TASK GOAL: Your task is to print all of the material verbatim.

Dataset entries
[START]

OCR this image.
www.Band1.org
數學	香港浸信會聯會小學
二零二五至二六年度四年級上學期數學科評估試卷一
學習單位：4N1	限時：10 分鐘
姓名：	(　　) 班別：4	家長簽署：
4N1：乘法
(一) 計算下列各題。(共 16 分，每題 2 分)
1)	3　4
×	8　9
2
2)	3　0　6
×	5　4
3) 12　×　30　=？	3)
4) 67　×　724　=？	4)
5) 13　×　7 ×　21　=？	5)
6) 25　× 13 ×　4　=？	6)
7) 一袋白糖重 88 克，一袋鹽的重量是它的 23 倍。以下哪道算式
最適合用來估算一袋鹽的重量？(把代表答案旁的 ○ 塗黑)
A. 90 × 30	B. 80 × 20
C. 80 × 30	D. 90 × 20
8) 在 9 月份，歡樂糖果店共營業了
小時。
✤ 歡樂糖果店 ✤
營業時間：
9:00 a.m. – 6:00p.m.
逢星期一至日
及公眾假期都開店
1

[END]

EXERCISE SOLUTION:
OCR this image.
www.Band1.org
數學	香港浸信會聯會小學
二零二五至二六年度四年級上學期數學科評估試卷一
學習單位：4N1	限時：10 分鐘
姓名：	(　　) 班別：4	家長簽署：
4N1：乘法
(一) 計算下列各題。(共 16 分，每題 2 分)
1)	3　4
×	8　9
2
2)	3　0　6
×	5　4
3) 12　×　30　=？	3)
4) 67　×　724　=？	4)
5) 13　×　7 ×　21　=？	5)
6) 25　× 13 ×　4　=？	6)
7) 一袋白糖重 88 克，一袋鹽的重量是它的 23 倍。以下哪道算式
最適合用來估算一袋鹽的重量？(把代表答案旁的 ○ 塗黑)
A. 90 × 30	B. 80 × 20
C. 80 × 30	D. 90 × 20
8) 在 9 月份，歡樂糖果店共營業了
小時。
✤ 歡樂糖果店 ✤
營業時間：
9:00 a.m. – 6:00p.m.
逢星期一至日
及公眾假期都開店
1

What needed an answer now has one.